>> Begin Data

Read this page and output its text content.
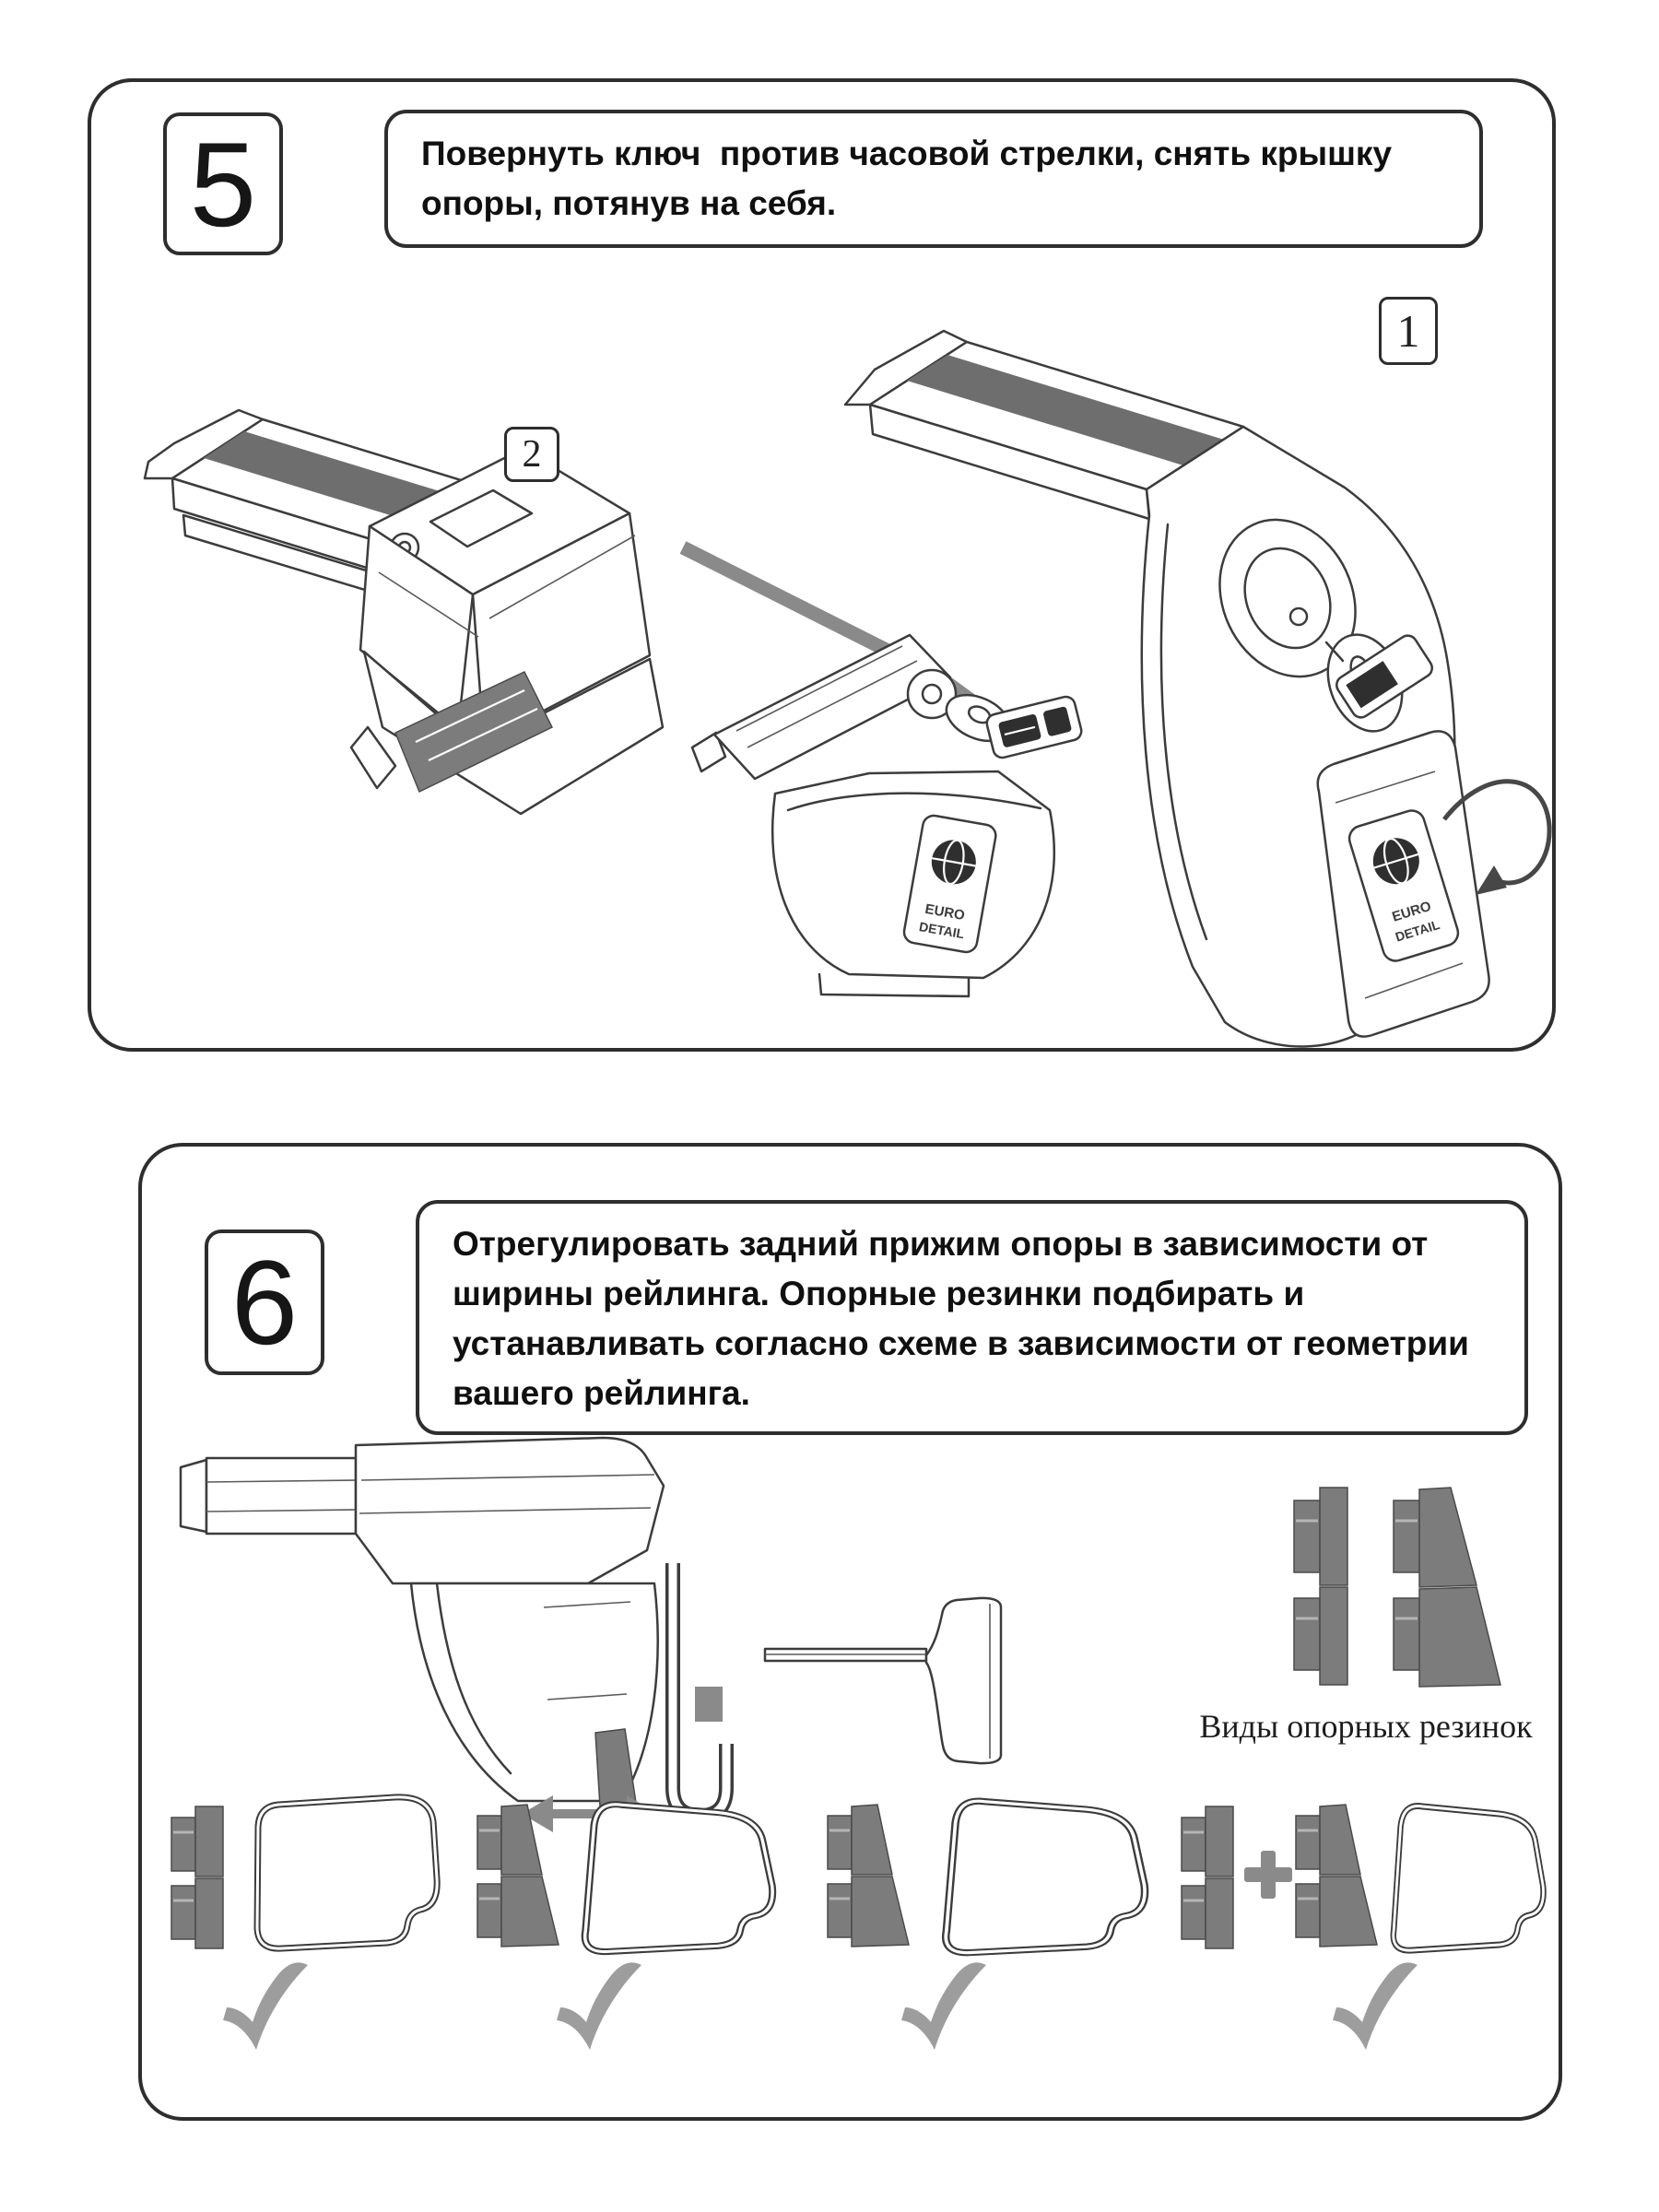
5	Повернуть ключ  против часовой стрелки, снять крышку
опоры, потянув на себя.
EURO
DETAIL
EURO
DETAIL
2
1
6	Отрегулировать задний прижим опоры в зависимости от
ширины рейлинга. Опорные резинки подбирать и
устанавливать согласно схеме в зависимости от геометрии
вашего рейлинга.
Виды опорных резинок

>> End Data
>> Begin Data

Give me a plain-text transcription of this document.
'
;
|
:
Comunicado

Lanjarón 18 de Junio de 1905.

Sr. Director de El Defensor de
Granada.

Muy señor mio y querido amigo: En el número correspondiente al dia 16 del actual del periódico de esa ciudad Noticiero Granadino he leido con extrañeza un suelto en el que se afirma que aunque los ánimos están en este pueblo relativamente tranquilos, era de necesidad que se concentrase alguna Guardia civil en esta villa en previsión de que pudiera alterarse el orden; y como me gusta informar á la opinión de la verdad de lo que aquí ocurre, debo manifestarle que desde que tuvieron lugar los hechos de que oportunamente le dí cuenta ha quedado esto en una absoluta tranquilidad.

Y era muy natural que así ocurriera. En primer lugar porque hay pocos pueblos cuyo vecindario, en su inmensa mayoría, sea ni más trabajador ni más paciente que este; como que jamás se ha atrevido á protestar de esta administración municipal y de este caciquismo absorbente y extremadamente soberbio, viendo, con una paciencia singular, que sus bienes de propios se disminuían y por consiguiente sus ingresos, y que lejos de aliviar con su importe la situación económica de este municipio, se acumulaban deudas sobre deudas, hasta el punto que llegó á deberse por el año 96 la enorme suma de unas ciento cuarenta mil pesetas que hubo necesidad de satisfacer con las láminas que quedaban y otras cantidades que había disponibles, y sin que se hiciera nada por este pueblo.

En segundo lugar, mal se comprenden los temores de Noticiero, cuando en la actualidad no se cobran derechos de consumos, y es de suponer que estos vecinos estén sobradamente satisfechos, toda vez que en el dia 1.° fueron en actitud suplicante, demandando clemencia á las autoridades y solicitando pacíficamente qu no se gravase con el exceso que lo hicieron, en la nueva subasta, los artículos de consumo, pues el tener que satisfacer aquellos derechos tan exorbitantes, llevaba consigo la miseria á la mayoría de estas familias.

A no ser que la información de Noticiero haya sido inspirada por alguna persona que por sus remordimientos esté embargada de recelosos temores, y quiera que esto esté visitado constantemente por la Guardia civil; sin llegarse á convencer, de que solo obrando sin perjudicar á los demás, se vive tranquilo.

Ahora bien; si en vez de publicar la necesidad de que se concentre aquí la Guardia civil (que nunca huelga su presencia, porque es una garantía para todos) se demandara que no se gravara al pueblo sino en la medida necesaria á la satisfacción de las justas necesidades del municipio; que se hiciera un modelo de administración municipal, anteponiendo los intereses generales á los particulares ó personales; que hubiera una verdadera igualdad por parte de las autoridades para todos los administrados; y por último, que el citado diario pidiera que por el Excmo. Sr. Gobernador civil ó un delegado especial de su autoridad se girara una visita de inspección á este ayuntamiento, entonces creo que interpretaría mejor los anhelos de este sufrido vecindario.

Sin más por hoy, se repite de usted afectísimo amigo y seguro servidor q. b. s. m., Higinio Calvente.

>> End Data

| Short problem |
Looking at the data above, show all lines where the word "this" occurs.

| Task answer |
Read this page and output its text content.
Give me a plain-text transcription of this document.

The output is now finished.